Pedido 1. Segundo o trecho, a Constituição de 1988 restringiu a competência da Justiça Desportiva a que tipo de ações?

Trecho.
· · · · ·

A competência envolvendo os litígios instaurados entre atletas profissionais de futebol e os clubes empregadores há muito causam discussões e divergências de posicionamento em nossos Tribunais.

Antes do advento da Constituição Federal de 1988, existia a discussão acerca da competência da Justiça do Trabalho para julgar as demandas decorrentes dos contratos laborais entre atletas e clubes.

Isso ocorria por conta do que dispunha o art. 29 da Lei n. 6.354/19766 - conhecida como a Lei do Passe - que determinava que somente depois de esgotadas todas as instâncias da Justiça Desportiva o litígio decorrente da relação laboral entre clubes e atletas poderia ser submetido à apreciação da Justiça do Trabalho.

Nossa Carta Magna de 1988, em seu art. 217, § 1º7 derrogou o art. 29 ao determinar e delimitar a competência da Justiça Desportiva como sendo a de apreciar ações relativas à disciplina e às competições desportivas. Posteriormente, em março de 2011, a Lei n. 12.395/20118 revogou expressamente a Lei do Passe.

· · · · ·

Dados da tarefa.

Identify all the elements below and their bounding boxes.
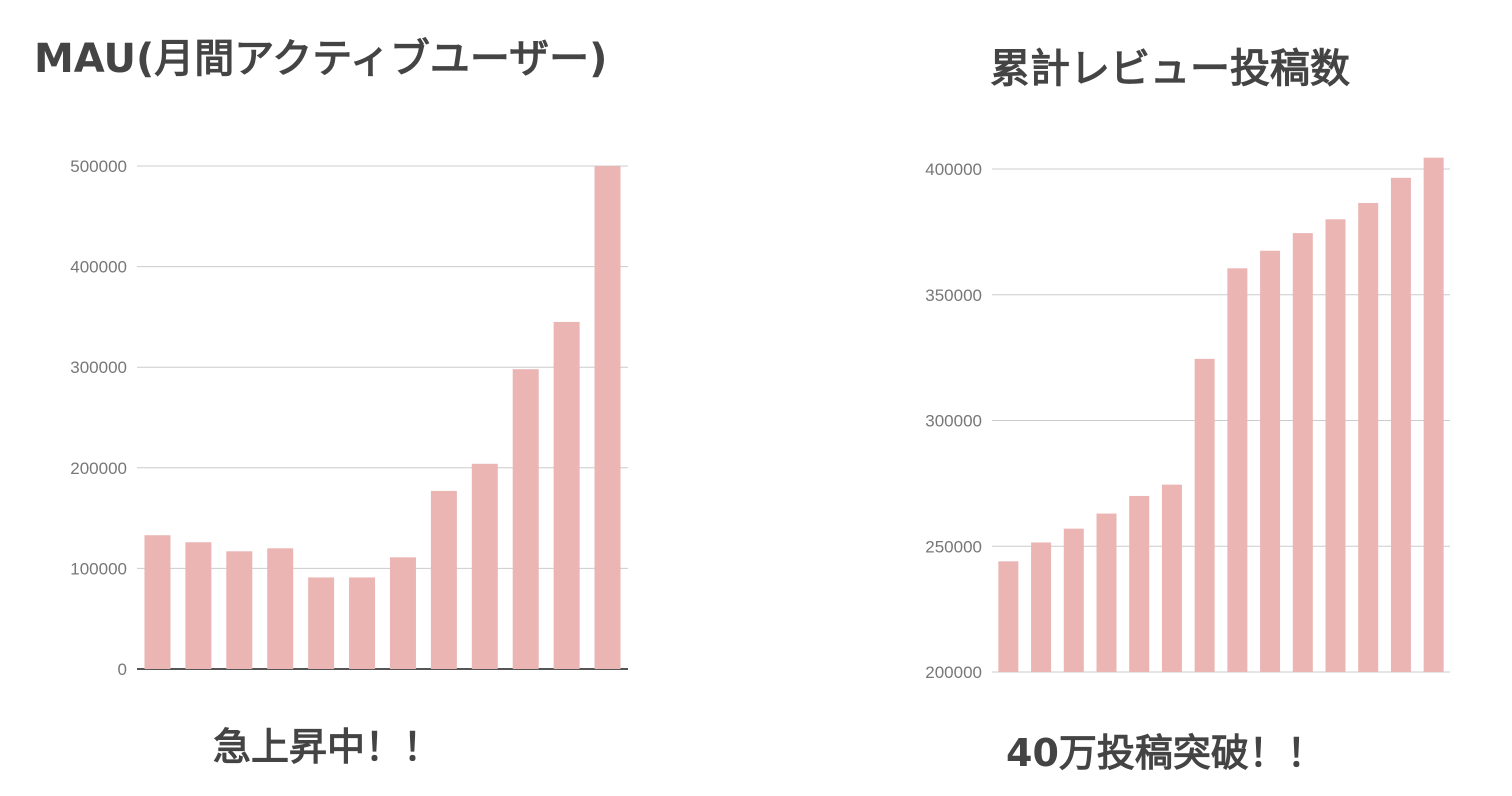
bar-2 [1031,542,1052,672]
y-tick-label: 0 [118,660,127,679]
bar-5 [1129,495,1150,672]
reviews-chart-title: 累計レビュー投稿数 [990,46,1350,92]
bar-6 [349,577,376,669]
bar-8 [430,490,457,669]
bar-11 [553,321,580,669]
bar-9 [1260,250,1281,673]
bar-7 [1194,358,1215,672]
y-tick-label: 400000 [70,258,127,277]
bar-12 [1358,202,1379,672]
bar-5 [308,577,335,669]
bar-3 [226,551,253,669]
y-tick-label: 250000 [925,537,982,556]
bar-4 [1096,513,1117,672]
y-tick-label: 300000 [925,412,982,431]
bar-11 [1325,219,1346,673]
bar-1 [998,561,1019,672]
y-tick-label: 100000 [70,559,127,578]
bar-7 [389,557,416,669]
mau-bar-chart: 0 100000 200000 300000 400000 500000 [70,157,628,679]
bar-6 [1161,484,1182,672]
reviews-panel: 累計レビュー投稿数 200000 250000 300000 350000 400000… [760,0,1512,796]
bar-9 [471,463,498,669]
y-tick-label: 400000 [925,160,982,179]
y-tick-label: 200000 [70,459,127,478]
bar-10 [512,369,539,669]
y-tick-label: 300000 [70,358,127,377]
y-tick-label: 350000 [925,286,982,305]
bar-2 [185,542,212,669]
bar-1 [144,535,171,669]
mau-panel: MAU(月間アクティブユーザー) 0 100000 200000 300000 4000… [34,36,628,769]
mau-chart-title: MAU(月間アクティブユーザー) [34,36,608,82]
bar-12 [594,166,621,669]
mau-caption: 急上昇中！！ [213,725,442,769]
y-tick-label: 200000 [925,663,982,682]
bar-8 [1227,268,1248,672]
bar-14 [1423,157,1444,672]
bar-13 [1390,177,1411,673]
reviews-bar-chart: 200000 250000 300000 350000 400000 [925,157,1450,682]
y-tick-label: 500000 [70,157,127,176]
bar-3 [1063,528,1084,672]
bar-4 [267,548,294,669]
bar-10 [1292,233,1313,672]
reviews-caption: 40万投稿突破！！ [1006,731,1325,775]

· · · · ·

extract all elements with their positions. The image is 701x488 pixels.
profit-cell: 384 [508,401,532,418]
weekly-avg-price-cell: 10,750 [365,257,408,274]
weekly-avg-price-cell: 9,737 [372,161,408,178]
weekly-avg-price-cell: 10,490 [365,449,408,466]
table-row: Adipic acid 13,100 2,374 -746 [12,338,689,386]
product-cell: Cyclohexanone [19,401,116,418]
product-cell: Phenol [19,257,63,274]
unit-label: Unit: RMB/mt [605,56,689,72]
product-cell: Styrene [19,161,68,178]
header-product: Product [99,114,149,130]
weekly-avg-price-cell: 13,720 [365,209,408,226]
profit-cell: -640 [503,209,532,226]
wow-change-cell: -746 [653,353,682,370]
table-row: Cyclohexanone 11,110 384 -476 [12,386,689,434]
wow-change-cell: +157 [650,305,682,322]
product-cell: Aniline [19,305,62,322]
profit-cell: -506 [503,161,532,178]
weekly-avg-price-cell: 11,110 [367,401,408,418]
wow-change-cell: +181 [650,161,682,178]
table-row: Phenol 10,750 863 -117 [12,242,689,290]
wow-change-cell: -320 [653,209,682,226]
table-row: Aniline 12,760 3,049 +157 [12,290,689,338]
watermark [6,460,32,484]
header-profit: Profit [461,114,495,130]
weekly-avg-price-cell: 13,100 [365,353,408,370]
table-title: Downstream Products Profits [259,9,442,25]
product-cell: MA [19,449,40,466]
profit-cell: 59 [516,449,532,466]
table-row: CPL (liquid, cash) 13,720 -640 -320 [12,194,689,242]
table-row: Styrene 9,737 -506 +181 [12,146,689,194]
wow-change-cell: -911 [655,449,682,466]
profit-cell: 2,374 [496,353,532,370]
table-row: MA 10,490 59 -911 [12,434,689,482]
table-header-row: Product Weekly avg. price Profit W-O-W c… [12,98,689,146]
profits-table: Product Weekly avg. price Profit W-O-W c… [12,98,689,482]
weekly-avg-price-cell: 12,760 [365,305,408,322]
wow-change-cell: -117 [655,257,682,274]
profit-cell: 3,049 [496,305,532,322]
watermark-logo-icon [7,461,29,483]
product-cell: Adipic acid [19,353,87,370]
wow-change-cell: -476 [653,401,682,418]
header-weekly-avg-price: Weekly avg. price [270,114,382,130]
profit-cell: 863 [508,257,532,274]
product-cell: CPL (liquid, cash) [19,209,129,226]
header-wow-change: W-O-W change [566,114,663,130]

· · · · ·

Pedido 2. Transcreva sem nenhuma alteração as linhas de dados desde a que contém "bar-2 [1031,542,1052,672]" até a que contém "bar-4 [1096,513,1117,672]", incluindo essas duas.

Resposta detalhada 1. Às ações relativas à disciplina e às competições desportivas.

Resposta detalhada 2.
bar-2 [1031,542,1052,672]
y-tick-label: 0 [118,660,127,679]
bar-5 [1129,495,1150,672]
reviews-chart-title: 累計レビュー投稿数 [990,46,1350,92]
bar-6 [349,577,376,669]
bar-8 [430,490,457,669]
bar-11 [553,321,580,669]
bar-9 [1260,250,1281,673]
bar-7 [1194,358,1215,672]
y-tick-label: 400000 [70,258,127,277]
bar-12 [1358,202,1379,672]
bar-5 [308,577,335,669]
bar-3 [226,551,253,669]
y-tick-label: 250000 [925,537,982,556]
bar-4 [1096,513,1117,672]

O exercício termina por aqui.